#### [Objective]
Extract every line that contains the string "push".

┄┄┄┄┄┄┄┄┄┄┄┄┄┄┄┄┄┄┄┄

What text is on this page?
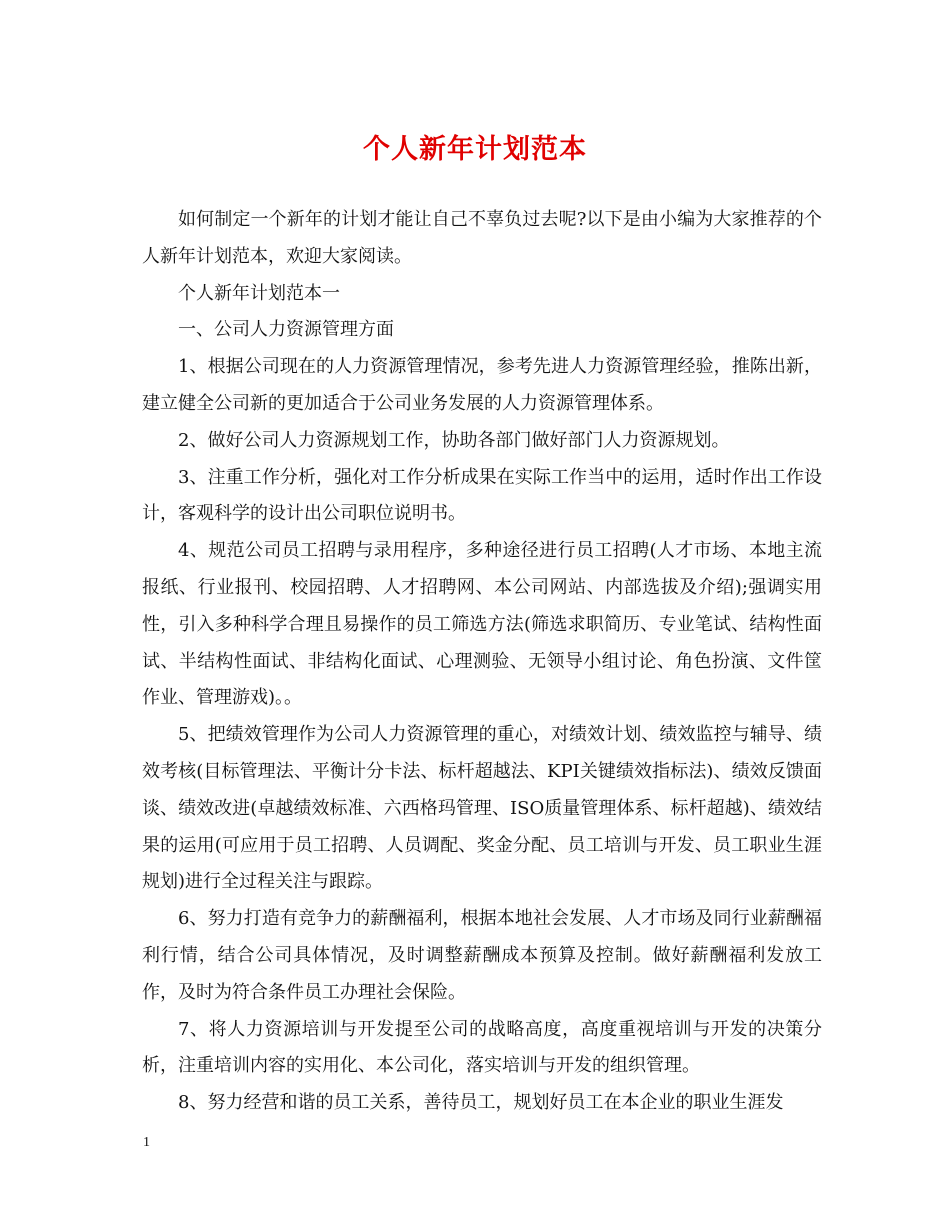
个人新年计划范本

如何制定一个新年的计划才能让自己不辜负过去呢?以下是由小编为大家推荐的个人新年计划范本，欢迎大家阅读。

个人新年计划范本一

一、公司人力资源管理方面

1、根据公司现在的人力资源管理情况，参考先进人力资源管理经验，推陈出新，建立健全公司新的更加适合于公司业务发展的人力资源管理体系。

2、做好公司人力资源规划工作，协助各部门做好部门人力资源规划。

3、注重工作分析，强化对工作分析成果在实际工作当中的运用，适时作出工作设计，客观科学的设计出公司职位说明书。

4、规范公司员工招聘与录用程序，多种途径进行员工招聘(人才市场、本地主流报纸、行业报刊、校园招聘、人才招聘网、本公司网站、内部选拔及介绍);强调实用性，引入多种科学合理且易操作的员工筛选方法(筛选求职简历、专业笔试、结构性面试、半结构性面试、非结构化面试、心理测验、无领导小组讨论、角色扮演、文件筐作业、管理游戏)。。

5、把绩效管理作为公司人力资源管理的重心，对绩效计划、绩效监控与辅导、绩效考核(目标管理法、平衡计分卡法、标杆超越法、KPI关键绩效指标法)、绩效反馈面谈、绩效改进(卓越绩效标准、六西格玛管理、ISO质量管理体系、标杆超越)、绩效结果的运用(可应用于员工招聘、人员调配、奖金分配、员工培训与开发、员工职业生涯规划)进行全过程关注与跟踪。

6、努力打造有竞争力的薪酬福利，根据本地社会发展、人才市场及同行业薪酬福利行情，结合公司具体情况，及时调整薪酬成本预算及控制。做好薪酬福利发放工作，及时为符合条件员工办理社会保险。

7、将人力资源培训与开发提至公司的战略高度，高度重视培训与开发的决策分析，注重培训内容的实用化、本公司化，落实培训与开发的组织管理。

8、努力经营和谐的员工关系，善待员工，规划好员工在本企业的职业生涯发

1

┄┄┄┄┄┄┄┄┄┄┄┄┄┄┄┄┄┄┄┄

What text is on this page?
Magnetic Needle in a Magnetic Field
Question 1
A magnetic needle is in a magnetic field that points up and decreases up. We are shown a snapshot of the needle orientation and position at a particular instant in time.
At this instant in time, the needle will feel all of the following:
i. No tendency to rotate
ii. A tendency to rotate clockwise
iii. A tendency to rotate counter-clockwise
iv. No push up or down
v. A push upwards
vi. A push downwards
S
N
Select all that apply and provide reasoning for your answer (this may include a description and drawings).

┄┄┄┄┄┄┄┄┄┄┄┄┄┄┄┄┄┄┄┄

#### [Correct output]
iv. No push up or down
v. A push upwards
vi. A push downwards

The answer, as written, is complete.